▸ WRITTEN PROBLEM
Give the data a second time, exactly and in full.

▸ AVAILABLE DATA

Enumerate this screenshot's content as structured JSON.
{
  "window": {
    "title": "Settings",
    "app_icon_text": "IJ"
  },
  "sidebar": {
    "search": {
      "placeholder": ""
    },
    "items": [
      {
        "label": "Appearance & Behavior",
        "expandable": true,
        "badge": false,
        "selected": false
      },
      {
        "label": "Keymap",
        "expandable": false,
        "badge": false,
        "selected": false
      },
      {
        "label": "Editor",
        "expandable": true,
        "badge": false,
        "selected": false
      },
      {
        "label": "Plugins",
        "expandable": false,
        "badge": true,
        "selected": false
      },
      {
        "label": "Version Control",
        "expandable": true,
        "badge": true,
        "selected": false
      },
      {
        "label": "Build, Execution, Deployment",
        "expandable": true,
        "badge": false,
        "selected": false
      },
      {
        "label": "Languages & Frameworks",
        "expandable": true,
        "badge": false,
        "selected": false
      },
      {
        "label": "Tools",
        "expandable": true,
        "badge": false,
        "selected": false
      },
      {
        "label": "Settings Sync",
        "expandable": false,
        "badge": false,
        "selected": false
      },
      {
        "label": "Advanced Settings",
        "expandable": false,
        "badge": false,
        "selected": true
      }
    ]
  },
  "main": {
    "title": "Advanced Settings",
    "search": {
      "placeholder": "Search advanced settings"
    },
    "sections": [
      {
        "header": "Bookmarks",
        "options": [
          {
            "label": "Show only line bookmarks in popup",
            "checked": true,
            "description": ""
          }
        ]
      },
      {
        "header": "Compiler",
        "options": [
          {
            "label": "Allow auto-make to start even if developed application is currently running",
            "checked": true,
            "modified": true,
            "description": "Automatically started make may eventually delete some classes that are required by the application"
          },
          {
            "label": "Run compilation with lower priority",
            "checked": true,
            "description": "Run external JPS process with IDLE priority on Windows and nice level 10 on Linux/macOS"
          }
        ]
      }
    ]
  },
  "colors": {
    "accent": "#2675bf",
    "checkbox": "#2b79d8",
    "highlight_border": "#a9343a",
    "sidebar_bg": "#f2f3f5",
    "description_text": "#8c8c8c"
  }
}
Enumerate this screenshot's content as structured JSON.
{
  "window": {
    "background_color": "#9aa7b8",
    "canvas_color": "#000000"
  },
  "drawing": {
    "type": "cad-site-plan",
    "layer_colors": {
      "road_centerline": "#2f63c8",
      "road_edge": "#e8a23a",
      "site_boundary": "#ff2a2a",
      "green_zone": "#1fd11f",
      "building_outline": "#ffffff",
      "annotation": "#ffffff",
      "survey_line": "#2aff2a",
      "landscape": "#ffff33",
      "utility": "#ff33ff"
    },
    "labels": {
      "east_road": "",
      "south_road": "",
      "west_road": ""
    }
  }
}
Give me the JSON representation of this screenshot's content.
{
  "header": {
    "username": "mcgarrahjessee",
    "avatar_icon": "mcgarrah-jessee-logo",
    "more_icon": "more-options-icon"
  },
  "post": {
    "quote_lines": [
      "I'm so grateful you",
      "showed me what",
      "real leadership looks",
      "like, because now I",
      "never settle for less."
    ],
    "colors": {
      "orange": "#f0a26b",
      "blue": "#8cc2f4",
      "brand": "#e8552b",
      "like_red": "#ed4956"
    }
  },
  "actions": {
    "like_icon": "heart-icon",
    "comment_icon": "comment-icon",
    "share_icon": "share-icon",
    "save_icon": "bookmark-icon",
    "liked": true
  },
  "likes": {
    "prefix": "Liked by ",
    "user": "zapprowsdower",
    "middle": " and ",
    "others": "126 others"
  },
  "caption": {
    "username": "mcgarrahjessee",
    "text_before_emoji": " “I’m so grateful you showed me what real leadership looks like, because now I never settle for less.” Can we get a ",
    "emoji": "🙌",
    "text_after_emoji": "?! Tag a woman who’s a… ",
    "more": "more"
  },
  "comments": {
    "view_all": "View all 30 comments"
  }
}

▸ OUTPUT BELOW
Enumerate this screenshot's content as structured JSON.
{
  "window": {
    "title": "Settings",
    "app_icon_text": "IJ"
  },
  "sidebar": {
    "search": {
      "placeholder": ""
    },
    "items": [
      {
        "label": "Appearance & Behavior",
        "expandable": true,
        "badge": false,
        "selected": false
      },
      {
        "label": "Keymap",
        "expandable": false,
        "badge": false,
        "selected": false
      },
      {
        "label": "Editor",
        "expandable": true,
        "badge": false,
        "selected": false
      },
      {
        "label": "Plugins",
        "expandable": false,
        "badge": true,
        "selected": false
      },
      {
        "label": "Version Control",
        "expandable": true,
        "badge": true,
        "selected": false
      },
      {
        "label": "Build, Execution, Deployment",
        "expandable": true,
        "badge": false,
        "selected": false
      },
      {
        "label": "Languages & Frameworks",
        "expandable": true,
        "badge": false,
        "selected": false
      },
      {
        "label": "Tools",
        "expandable": true,
        "badge": false,
        "selected": false
      },
      {
        "label": "Settings Sync",
        "expandable": false,
        "badge": false,
        "selected": false
      },
      {
        "label": "Advanced Settings",
        "expandable": false,
        "badge": false,
        "selected": true
      }
    ]
  },
  "main": {
    "title": "Advanced Settings",
    "search": {
      "placeholder": "Search advanced settings"
    },
    "sections": [
      {
        "header": "Bookmarks",
        "options": [
          {
            "label": "Show only line bookmarks in popup",
            "checked": true,
            "description": ""
          }
        ]
      },
      {
        "header": "Compiler",
        "options": [
          {
            "label": "Allow auto-make to start even if developed application is currently running",
            "checked": true,
            "modified": true,
            "description": "Automatically started make may eventually delete some classes that are required by the application"
          },
          {
            "label": "Run compilation with lower priority",
            "checked": true,
            "description": "Run external JPS process with IDLE priority on Windows and nice level 10 on Linux/macOS"
          }
        ]
      }
    ]
  },
  "colors": {
    "accent": "#2675bf",
    "checkbox": "#2b79d8",
    "highlight_border": "#a9343a",
    "sidebar_bg": "#f2f3f5",
    "description_text": "#8c8c8c"
  }
}
Enumerate this screenshot's content as structured JSON.
{
  "window": {
    "background_color": "#9aa7b8",
    "canvas_color": "#000000"
  },
  "drawing": {
    "type": "cad-site-plan",
    "layer_colors": {
      "road_centerline": "#2f63c8",
      "road_edge": "#e8a23a",
      "site_boundary": "#ff2a2a",
      "green_zone": "#1fd11f",
      "building_outline": "#ffffff",
      "annotation": "#ffffff",
      "survey_line": "#2aff2a",
      "landscape": "#ffff33",
      "utility": "#ff33ff"
    },
    "labels": {
      "east_road": "",
      "south_road": "",
      "west_road": ""
    }
  }
}
Give me the JSON representation of this screenshot's content.
{
  "header": {
    "username": "mcgarrahjessee",
    "avatar_icon": "mcgarrah-jessee-logo",
    "more_icon": "more-options-icon"
  },
  "post": {
    "quote_lines": [
      "I'm so grateful you",
      "showed me what",
      "real leadership looks",
      "like, because now I",
      "never settle for less."
    ],
    "colors": {
      "orange": "#f0a26b",
      "blue": "#8cc2f4",
      "brand": "#e8552b",
      "like_red": "#ed4956"
    }
  },
  "actions": {
    "like_icon": "heart-icon",
    "comment_icon": "comment-icon",
    "share_icon": "share-icon",
    "save_icon": "bookmark-icon",
    "liked": true
  },
  "likes": {
    "prefix": "Liked by ",
    "user": "zapprowsdower",
    "middle": " and ",
    "others": "126 others"
  },
  "caption": {
    "username": "mcgarrahjessee",
    "text_before_emoji": " “I’m so grateful you showed me what real leadership looks like, because now I never settle for less.” Can we get a ",
    "emoji": "🙌",
    "text_after_emoji": "?! Tag a woman who’s a… ",
    "more": "more"
  },
  "comments": {
    "view_all": "View all 30 comments"
  }
}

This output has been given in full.